What the task asks
Identify every line in the records below that contains the word "this", and copy each of those lines.

#### Entries ####

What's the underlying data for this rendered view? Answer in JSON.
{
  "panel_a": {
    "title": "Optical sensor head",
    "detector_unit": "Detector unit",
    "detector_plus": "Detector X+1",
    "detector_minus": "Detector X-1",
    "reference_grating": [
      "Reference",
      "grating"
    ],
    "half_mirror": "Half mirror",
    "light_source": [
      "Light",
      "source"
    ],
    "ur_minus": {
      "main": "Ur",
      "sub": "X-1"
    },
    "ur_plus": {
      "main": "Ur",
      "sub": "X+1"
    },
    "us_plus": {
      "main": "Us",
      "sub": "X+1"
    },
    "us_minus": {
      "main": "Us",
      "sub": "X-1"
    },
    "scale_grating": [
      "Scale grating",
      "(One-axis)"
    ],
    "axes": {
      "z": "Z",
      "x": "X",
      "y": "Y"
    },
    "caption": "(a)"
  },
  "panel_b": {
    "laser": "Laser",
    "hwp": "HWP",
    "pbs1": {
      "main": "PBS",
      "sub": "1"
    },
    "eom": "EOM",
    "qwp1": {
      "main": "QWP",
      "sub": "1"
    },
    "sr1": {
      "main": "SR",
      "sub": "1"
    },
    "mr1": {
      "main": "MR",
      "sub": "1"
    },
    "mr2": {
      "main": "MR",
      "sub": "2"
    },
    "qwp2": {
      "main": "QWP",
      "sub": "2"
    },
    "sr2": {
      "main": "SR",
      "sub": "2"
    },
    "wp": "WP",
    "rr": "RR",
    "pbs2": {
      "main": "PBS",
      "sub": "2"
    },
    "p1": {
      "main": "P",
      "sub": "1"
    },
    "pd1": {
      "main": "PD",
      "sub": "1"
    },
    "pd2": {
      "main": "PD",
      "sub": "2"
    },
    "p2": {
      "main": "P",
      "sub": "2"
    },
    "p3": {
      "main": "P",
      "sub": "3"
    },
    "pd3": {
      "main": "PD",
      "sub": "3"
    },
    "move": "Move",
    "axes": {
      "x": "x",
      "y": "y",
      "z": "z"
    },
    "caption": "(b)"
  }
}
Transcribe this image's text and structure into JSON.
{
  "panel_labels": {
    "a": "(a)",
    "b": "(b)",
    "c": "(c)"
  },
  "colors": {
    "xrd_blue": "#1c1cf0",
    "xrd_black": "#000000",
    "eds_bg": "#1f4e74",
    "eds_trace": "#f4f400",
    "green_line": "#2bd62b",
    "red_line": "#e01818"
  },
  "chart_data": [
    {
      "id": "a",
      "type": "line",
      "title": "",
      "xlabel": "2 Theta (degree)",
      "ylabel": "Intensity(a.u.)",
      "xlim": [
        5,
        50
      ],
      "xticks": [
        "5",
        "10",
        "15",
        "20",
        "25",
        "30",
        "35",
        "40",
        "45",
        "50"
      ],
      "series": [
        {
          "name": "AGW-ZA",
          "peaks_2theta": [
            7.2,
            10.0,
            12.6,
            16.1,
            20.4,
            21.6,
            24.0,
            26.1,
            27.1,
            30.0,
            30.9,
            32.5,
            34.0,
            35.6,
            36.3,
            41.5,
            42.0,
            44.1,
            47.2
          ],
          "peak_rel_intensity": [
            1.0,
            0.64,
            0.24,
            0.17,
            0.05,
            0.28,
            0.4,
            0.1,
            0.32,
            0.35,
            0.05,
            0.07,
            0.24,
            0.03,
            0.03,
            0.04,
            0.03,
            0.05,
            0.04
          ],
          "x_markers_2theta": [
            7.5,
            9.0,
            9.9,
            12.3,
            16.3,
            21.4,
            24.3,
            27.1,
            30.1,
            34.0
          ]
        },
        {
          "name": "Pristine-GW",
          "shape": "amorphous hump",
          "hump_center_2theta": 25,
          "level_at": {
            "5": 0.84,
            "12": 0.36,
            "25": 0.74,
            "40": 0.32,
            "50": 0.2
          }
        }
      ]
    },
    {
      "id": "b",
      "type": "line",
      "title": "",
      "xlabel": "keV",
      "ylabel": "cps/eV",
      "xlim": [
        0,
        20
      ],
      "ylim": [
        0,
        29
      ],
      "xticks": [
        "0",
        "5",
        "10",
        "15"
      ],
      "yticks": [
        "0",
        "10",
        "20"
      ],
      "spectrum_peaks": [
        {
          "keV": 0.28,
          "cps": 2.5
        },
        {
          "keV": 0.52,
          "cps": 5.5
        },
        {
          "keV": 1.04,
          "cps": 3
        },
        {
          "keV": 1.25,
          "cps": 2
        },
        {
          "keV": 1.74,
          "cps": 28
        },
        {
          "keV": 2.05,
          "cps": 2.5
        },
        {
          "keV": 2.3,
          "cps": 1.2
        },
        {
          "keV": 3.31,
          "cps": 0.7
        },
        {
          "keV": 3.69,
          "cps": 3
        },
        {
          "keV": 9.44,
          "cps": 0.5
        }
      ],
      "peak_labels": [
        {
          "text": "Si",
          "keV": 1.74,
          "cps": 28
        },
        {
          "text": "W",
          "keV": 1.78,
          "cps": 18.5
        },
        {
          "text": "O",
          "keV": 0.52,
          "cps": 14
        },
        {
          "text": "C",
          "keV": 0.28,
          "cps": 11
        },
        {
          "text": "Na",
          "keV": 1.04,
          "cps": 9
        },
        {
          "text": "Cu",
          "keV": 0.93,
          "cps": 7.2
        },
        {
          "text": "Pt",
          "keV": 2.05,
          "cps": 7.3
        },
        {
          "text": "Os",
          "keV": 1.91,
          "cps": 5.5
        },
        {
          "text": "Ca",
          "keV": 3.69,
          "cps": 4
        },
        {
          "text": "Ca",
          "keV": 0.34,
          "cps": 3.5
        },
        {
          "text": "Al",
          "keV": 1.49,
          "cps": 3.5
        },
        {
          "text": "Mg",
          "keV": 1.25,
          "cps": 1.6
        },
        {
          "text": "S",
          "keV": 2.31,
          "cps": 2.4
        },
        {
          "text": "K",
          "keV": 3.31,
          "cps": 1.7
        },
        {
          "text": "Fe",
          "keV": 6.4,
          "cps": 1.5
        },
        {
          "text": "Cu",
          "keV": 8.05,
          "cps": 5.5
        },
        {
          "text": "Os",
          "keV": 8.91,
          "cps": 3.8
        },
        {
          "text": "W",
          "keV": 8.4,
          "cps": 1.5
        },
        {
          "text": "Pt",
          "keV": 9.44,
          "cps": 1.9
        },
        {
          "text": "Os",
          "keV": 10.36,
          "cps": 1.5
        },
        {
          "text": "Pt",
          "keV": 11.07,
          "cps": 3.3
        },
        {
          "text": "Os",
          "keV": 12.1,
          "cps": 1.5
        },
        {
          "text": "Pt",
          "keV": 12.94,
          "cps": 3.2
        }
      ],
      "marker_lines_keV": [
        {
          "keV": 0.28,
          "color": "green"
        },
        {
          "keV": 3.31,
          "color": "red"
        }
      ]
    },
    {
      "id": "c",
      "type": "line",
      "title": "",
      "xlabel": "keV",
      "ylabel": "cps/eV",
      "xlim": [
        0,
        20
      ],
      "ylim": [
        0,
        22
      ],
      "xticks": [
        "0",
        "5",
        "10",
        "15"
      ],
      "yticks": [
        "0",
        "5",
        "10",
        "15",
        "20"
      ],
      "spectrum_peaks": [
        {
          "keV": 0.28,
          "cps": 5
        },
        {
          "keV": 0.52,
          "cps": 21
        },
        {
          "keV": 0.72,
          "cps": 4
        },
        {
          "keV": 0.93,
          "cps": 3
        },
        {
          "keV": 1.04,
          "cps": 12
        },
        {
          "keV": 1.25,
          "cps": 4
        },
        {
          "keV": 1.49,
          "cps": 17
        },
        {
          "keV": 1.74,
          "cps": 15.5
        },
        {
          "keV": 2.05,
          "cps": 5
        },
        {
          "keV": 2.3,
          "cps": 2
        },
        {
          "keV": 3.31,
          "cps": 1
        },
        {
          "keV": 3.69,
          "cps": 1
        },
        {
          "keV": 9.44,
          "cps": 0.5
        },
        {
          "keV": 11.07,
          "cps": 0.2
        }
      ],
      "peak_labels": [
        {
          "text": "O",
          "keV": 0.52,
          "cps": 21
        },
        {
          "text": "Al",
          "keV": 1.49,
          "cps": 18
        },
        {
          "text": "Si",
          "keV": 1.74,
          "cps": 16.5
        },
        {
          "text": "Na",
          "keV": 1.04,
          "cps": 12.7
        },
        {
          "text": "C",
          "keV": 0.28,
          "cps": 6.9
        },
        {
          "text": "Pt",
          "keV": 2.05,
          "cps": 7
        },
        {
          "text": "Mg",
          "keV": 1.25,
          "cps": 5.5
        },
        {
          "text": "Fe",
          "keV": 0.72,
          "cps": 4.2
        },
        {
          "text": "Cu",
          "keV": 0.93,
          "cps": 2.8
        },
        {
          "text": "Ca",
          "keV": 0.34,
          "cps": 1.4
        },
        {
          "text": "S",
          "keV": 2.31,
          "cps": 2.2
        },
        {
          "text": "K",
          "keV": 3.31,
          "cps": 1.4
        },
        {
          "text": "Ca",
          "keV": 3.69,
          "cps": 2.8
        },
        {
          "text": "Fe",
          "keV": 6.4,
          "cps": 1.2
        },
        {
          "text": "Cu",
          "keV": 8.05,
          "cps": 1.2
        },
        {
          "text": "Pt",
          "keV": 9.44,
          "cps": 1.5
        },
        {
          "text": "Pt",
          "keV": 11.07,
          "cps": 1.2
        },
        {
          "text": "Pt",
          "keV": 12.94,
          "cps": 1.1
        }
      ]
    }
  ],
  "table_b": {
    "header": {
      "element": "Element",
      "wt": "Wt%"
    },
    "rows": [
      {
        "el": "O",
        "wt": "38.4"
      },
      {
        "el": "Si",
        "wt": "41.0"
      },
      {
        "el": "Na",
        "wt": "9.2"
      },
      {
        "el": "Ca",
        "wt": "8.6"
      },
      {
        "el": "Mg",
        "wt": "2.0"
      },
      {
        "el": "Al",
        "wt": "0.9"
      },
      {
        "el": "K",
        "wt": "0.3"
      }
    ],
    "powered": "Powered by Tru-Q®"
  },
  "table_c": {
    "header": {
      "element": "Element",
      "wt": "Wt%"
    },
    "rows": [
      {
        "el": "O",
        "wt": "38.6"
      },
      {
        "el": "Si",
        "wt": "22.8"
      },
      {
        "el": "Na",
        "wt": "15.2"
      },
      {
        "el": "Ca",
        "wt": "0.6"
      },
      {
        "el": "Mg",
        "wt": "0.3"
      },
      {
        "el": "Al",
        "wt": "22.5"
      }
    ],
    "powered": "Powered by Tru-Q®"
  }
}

####

Right answer
What's the underlying data for this rendered view? Answer in JSON.
Transcribe this image's text and structure into JSON.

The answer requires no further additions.